Your tasks:
**1)** Using the mason bee forum post, answer:
(a) What does the poster add every year?
(b) Where were the old tubes moved after being taken out of their houses?
(c) What problem did moving the old tubes seem to help with?
**2)** Carry on the mason bee forum post past its last sentence.

Selected passage:
---+---
# 2015 - my bees are out and about :-)



## Renthorin (Feb 13, 2011)

I think this is my 4th year with Mason bees?? I can't recall exactly. Every year I add another tube holder and they do their best to fill them all.

I don't take them out of their tubes for the winter so whatever nature does I let happen. That being said, there are a gazillion of them flying around the back porch as today is the second day above the mid 60's here in Michigan.

Some observations:

1) I removed all the old tubes from their houses a week or so ago in anticipaion of the hatching. I put them in a different box down on the deck, away from the hives on the wall. In the past I've had issues with the hatchlings turning right around and using the old tubes instead of going up to the new ones. Moving it down and away seems to have helped that.

2) there was some kind of bee 'orgy' going on when I went out there today. They were swarming around the box on the deck and were sometimes three bees on top of each other. As one would emerge from the old tubes others would climb on and do whatever they were doing.
---+---
Dataset extract:
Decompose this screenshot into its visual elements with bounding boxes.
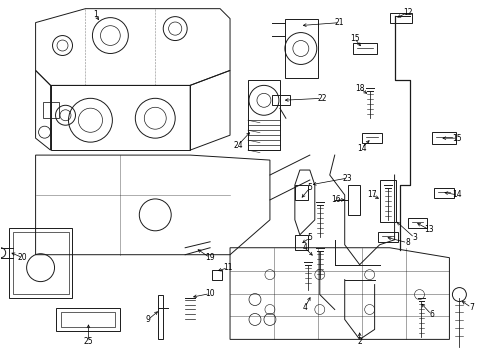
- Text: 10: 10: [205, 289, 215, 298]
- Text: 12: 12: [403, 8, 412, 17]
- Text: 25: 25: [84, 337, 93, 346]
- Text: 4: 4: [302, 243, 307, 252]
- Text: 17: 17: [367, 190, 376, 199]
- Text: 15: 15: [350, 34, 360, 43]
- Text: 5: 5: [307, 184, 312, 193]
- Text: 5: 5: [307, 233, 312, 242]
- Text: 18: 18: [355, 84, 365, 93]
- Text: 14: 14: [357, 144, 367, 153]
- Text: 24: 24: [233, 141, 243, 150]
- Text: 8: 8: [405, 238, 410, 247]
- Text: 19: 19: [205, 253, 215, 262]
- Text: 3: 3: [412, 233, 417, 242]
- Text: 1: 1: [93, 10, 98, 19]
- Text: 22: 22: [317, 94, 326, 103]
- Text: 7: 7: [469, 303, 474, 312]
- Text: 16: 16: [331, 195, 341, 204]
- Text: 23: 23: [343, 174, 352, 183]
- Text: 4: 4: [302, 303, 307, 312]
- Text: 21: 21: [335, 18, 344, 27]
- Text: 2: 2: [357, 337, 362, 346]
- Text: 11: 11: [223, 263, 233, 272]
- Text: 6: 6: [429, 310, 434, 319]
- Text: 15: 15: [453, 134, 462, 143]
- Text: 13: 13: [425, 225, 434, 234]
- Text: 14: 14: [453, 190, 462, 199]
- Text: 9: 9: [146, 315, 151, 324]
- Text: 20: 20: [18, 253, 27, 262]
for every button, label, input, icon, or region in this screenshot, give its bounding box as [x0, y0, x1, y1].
---+---
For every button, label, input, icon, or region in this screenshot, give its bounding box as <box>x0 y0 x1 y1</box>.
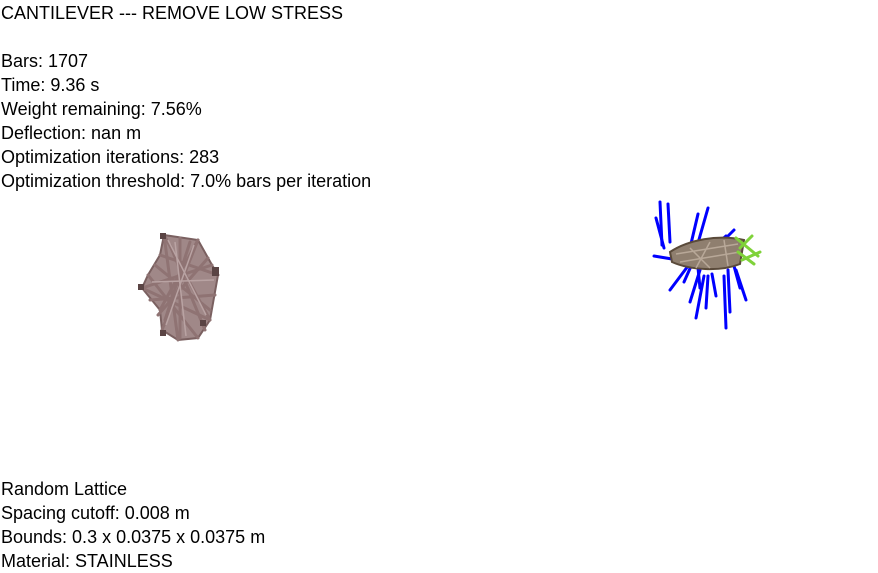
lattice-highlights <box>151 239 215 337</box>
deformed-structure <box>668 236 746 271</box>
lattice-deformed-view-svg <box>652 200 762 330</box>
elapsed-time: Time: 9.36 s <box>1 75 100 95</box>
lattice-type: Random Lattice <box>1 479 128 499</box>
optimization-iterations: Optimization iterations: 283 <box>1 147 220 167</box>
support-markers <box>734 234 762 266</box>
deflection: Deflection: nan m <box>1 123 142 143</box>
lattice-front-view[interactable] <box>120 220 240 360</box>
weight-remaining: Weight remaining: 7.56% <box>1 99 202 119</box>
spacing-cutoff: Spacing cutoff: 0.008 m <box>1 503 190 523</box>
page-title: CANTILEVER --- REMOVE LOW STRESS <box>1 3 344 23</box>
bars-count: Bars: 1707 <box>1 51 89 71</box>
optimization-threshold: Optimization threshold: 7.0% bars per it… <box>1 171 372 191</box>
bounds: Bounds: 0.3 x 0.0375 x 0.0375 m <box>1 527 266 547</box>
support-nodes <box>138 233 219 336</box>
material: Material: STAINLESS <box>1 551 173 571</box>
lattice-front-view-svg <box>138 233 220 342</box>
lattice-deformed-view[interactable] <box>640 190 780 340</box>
---+---
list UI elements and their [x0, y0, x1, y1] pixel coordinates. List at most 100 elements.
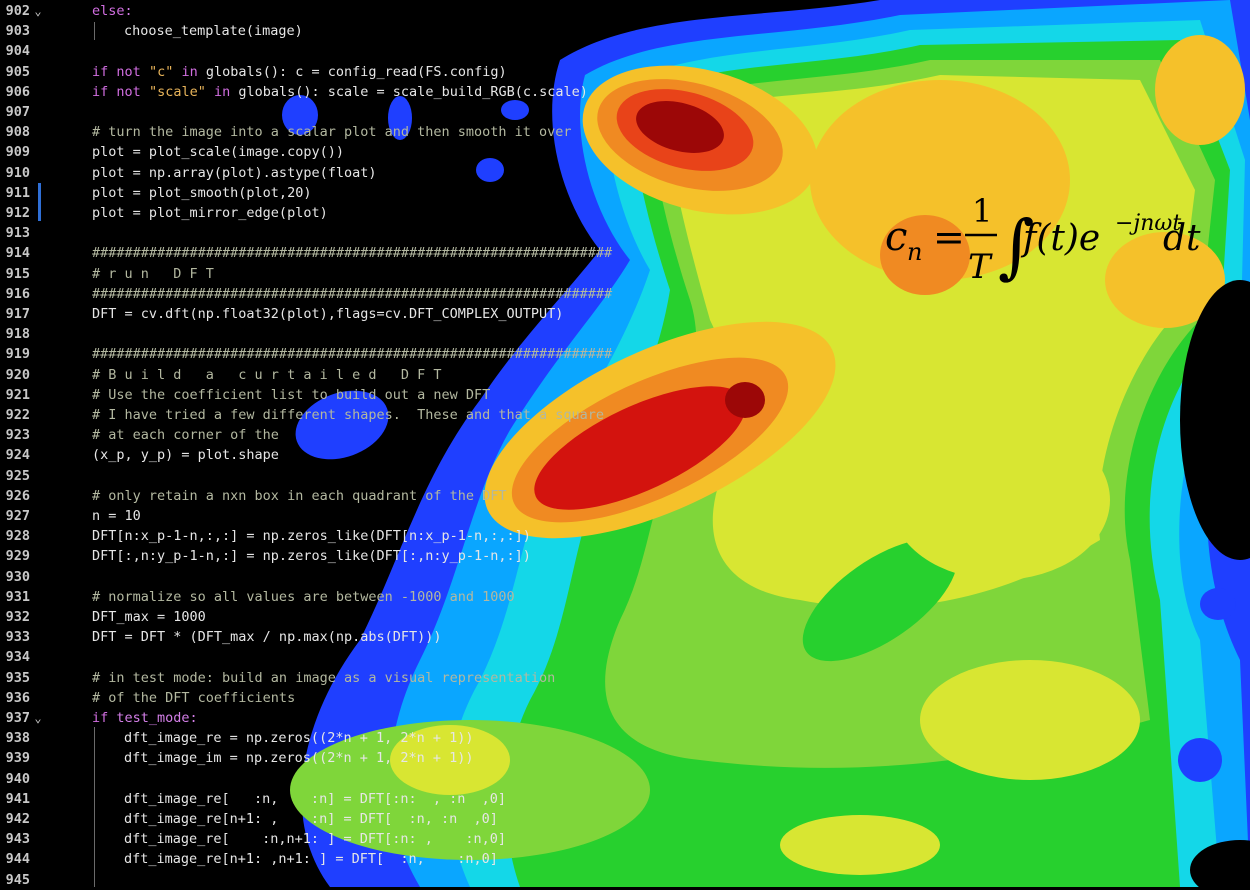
---+---
Responses for each task:
**1)**
(a) Another tube holder.
(b) Into a different box down on the deck, away from the hives on the wall.
(c) Hatchlings turning right around and using the old tubes instead of going up to the new ones.

**2)**
3) I heard chewing sounds so I thought what the heck and opened all the tubes and reeds, freeing many bees in the process that would have otherwise had quite a time chewing out. Often they were still in the cocoon but chewing out. I put them on the deck and others would come help them out. Very cool to see.

4) many of my paper tubes had the tiny holes in each cell and inside were small flying ants or wasps. NONE of the reeds had that problem.

5) some tubes had maggots or some other white grub in them. Those were given to the chickens to play with.

6) a lot of the tubes were empty and the mud had been chewed away so I'm assuming those are the ones I saw flying arouund already.

7) a few had black 'mold' in them.

other than that...they all seem to be happy.

I was swarmed a few times while opening the tubes but they don't sting so no biggie. It feels strange to see them on my arms, crawling around.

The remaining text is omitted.